GOAL: Check each line of the listing below for the string "word", and copy the ones that have it.

STORED RECORDS:
---

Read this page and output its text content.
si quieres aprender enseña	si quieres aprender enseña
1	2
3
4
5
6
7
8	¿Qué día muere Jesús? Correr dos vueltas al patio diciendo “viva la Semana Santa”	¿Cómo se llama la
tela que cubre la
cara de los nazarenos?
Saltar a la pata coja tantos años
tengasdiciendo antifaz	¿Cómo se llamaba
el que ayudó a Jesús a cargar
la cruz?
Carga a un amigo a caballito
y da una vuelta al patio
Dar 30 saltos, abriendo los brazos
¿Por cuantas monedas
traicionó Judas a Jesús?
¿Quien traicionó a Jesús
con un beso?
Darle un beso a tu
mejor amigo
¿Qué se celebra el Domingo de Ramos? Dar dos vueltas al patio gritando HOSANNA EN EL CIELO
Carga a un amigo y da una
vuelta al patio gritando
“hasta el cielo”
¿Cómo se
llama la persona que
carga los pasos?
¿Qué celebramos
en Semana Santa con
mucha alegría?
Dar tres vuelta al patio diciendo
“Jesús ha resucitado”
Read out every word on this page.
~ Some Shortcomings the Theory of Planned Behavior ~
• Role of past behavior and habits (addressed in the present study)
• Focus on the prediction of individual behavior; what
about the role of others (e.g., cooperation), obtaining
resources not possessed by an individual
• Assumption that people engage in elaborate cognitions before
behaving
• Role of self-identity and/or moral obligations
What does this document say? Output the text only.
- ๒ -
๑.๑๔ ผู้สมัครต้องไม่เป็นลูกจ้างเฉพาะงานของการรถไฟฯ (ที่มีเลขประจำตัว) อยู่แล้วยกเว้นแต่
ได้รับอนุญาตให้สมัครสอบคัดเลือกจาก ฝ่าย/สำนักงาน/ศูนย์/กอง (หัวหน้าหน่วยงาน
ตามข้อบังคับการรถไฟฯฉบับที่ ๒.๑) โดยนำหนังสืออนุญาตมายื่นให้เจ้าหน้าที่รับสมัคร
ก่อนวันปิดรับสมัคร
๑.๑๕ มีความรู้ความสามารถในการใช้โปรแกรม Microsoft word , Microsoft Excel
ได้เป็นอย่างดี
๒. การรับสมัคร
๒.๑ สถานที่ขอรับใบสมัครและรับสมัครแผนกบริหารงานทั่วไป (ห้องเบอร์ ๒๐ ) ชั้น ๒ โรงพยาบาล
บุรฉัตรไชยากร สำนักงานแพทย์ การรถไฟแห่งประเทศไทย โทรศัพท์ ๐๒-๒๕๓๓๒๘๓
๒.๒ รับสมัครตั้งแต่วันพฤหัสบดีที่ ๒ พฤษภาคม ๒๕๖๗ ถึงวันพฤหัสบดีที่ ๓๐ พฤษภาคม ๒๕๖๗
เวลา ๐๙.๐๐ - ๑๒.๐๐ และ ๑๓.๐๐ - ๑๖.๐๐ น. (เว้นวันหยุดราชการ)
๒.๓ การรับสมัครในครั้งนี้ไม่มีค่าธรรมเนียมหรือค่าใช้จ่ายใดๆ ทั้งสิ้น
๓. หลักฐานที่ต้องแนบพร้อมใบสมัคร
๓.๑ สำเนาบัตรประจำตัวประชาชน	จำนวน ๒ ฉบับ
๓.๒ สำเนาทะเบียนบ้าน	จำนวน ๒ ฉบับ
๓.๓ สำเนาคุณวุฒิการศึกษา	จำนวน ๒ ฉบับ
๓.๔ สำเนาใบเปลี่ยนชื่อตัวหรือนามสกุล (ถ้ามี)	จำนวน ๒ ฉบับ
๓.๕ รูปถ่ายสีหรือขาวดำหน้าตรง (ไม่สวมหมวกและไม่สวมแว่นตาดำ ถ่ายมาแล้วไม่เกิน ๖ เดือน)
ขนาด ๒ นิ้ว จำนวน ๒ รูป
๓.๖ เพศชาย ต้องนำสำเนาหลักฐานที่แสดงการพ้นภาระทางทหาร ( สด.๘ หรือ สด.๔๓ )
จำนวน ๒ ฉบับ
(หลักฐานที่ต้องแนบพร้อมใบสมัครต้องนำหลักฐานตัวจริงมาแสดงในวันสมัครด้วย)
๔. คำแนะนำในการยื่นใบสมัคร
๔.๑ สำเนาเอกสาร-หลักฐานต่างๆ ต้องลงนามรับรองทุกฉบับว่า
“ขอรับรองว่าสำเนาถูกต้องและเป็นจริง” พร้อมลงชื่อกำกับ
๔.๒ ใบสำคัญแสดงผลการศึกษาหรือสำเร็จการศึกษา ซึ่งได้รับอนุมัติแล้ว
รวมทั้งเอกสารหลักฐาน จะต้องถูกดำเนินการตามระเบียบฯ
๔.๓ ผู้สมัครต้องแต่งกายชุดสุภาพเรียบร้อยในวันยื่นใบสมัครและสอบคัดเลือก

---

TASK RESULT:
Read out every word on this page.
๑.๑๕ มีความรู้ความสามารถในการใช้โปรแกรม Microsoft word , Microsoft Excel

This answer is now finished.